THE REQUEST:
Transcribe each of the records below exactly, excluding all pictures.

Data excerpts:
################

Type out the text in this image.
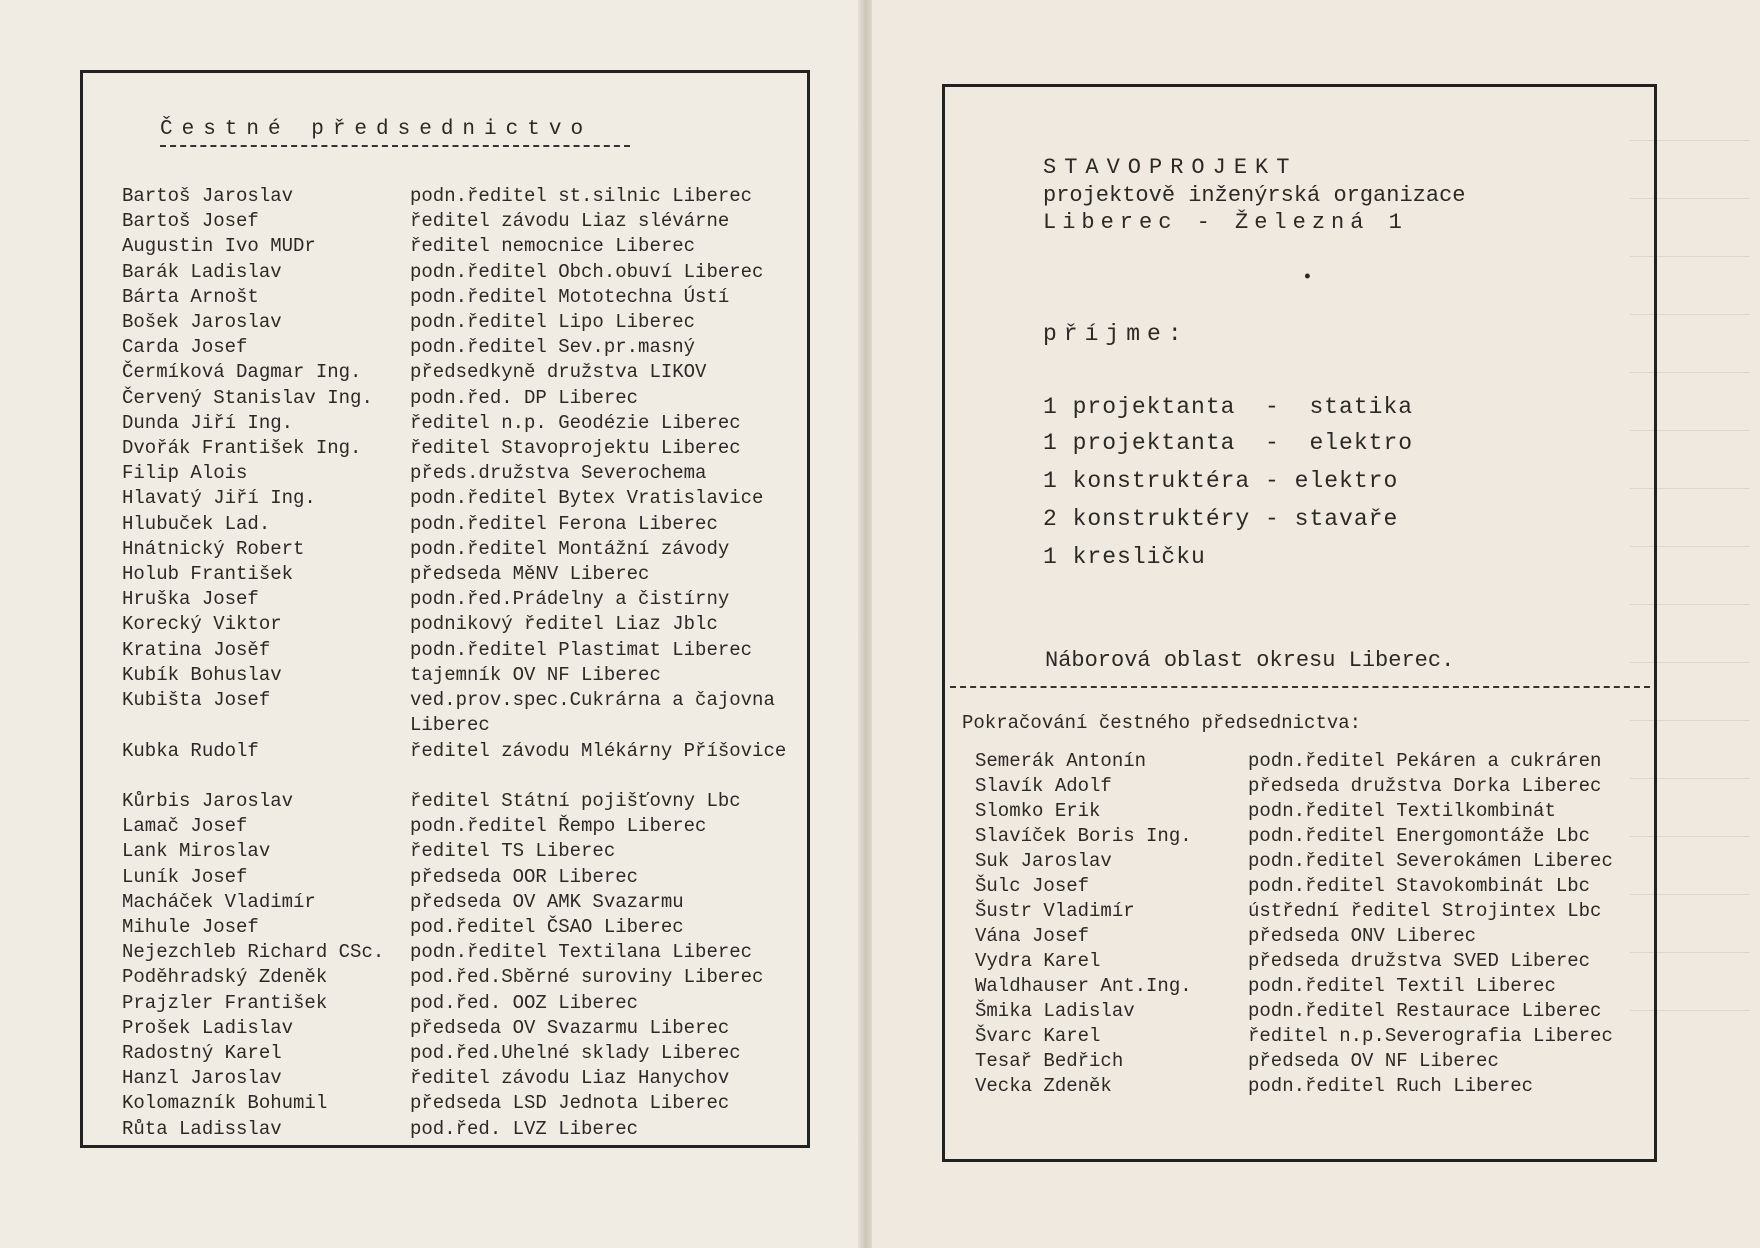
Čestné předsednictvo
Bartoš Jaroslav	podn.ředitel st.silnic Liberec
Bartoš Josef	ředitel závodu Liaz slévárne
Augustin Ivo MUDr	ředitel nemocnice Liberec
Barák Ladislav	podn.ředitel Obch.obuví Liberec
Bárta Arnošt	podn.ředitel Mototechna Ústí
Bošek Jaroslav	podn.ředitel Lipo Liberec
Carda Josef	podn.ředitel Sev.pr.masný
Čermíková Dagmar Ing.	předsedkyně družstva LIKOV
Červený Stanislav Ing. podn.řed. DP Liberec
Dunda Jiří Ing.	ředitel n.p. Geodézie Liberec
Dvořák František Ing.	ředitel Stavoprojektu Liberec
Filip Alois	předs.družstva Severochema
Hlavatý Jiří Ing.	podn.ředitel Bytex Vratislavice
Hlubuček Lad.	podn.ředitel Ferona Liberec
Hnátnický Robert	podn.ředitel Montážní závody
Holub František	předseda MěNV Liberec
Hruška Josef	podn.řed.Prádelny a čistírny
Korecký Viktor	podnikový ředitel Liaz Jblc
Kratina Josěf	podn.ředitel Plastimat Liberec
Kubík Bohuslav	tajemník OV NF Liberec
Kubišta Josef	ved.prov.spec.Cukrárna a čajovna Liberec
Kubka Rudolf	ředitel závodu Mlékárny Příšovice
Kůrbis Jaroslav	ředitel Státní pojišťovny Lbc
Lamač Josef	podn.ředitel Řempo Liberec
Lank Miroslav	ředitel TS Liberec
Luník Josef	předseda OOR Liberec
Macháček Vladimír	předseda OV AMK Svazarmu
Mihule Josef	pod.ředitel ČSAO Liberec
Nejezchleb Richard CSc. podn.ředitel Textilana Liberec
Poděhradský Zdeněk	pod.řed.Sběrné suroviny Liberec
Prajzler František	pod.řed. OOZ Liberec
Prošek Ladislav	předseda OV Svazarmu Liberec
Radostný Karel	pod.řed.Uhelné sklady Liberec
Hanzl Jaroslav	ředitel závodu Liaz Hanychov
Kolomazník Bohumil	předseda LSD Jednota Liberec
Růta Ladisslav	pod.řed. LVZ Liberec
STAVOPROJEKT
projektově inženýrská organizace
Liberec - Železná 1
•
příjme:
1 projektanta  -  statika
1 projektanta  -  elektro
1 konstruktéra - elektro
2 konstruktéry - stavaře
1 kresličku
Náborová oblast okresu Liberec.
Pokračování čestného předsednictva:
Semerák Antonín	podn.ředitel Pekáren a cukráren
Slavík Adolf	předseda družstva Dorka Liberec
Slomko Erik	podn.ředitel Textilkombinát
Slavíček Boris Ing.	podn.ředitel Energomontáže Lbc
Suk Jaroslav	podn.ředitel Severokámen Liberec
Šulc Josef	podn.ředitel Stavokombinát Lbc
Šustr Vladimír	ústřední ředitel Strojintex Lbc
Vána Josef	předseda ONV Liberec
Vydra Karel	předseda družstva SVED Liberec
Waldhauser Ant.Ing.	podn.ředitel Textil Liberec
Šmika Ladislav	podn.ředitel Restaurace Liberec
Švarc Karel	ředitel n.p.Severografia Liberec
Tesař Bedřich	předseda OV NF Liberec
Vecka Zdeněk	podn.ředitel Ruch Liberec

################

CORRECT RESPONSE:
Type out the text in this image.
Čestné předsednictvo
Bartoš Jaroslav	podn.ředitel st.silnic Liberec
Bartoš Josef	ředitel závodu Liaz slévárne
Augustin Ivo MUDr	ředitel nemocnice Liberec
Barák Ladislav	podn.ředitel Obch.obuví Liberec
Bárta Arnošt	podn.ředitel Mototechna Ústí
Bošek Jaroslav	podn.ředitel Lipo Liberec
Carda Josef	podn.ředitel Sev.pr.masný
Čermíková Dagmar Ing.	předsedkyně družstva LIKOV
Červený Stanislav Ing. podn.řed. DP Liberec
Dunda Jiří Ing.	ředitel n.p. Geodézie Liberec
Dvořák František Ing.	ředitel Stavoprojektu Liberec
Filip Alois	předs.družstva Severochema
Hlavatý Jiří Ing.	podn.ředitel Bytex Vratislavice
Hlubuček Lad.	podn.ředitel Ferona Liberec
Hnátnický Robert	podn.ředitel Montážní závody
Holub František	předseda MěNV Liberec
Hruška Josef	podn.řed.Prádelny a čistírny
Korecký Viktor	podnikový ředitel Liaz Jblc
Kratina Josěf	podn.ředitel Plastimat Liberec
Kubík Bohuslav	tajemník OV NF Liberec
Kubišta Josef	ved.prov.spec.Cukrárna a čajovna Liberec
Kubka Rudolf	ředitel závodu Mlékárny Příšovice
Kůrbis Jaroslav	ředitel Státní pojišťovny Lbc
Lamač Josef	podn.ředitel Řempo Liberec
Lank Miroslav	ředitel TS Liberec
Luník Josef	předseda OOR Liberec
Macháček Vladimír	předseda OV AMK Svazarmu
Mihule Josef	pod.ředitel ČSAO Liberec
Nejezchleb Richard CSc. podn.ředitel Textilana Liberec
Poděhradský Zdeněk	pod.řed.Sběrné suroviny Liberec
Prajzler František	pod.řed. OOZ Liberec
Prošek Ladislav	předseda OV Svazarmu Liberec
Radostný Karel	pod.řed.Uhelné sklady Liberec
Hanzl Jaroslav	ředitel závodu Liaz Hanychov
Kolomazník Bohumil	předseda LSD Jednota Liberec
Růta Ladisslav	pod.řed. LVZ Liberec
STAVOPROJEKT
projektově inženýrská organizace
Liberec - Železná 1
•
příjme:
1 projektanta  -  statika
1 projektanta  -  elektro
1 konstruktéra - elektro
2 konstruktéry - stavaře
1 kresličku
Náborová oblast okresu Liberec.
Pokračování čestného předsednictva:
Semerák Antonín	podn.ředitel Pekáren a cukráren
Slavík Adolf	předseda družstva Dorka Liberec
Slomko Erik	podn.ředitel Textilkombinát
Slavíček Boris Ing.	podn.ředitel Energomontáže Lbc
Suk Jaroslav	podn.ředitel Severokámen Liberec
Šulc Josef	podn.ředitel Stavokombinát Lbc
Šustr Vladimír	ústřední ředitel Strojintex Lbc
Vána Josef	předseda ONV Liberec
Vydra Karel	předseda družstva SVED Liberec
Waldhauser Ant.Ing.	podn.ředitel Textil Liberec
Šmika Ladislav	podn.ředitel Restaurace Liberec
Švarc Karel	ředitel n.p.Severografia Liberec
Tesař Bedřich	předseda OV NF Liberec
Vecka Zdeněk	podn.ředitel Ruch Liberec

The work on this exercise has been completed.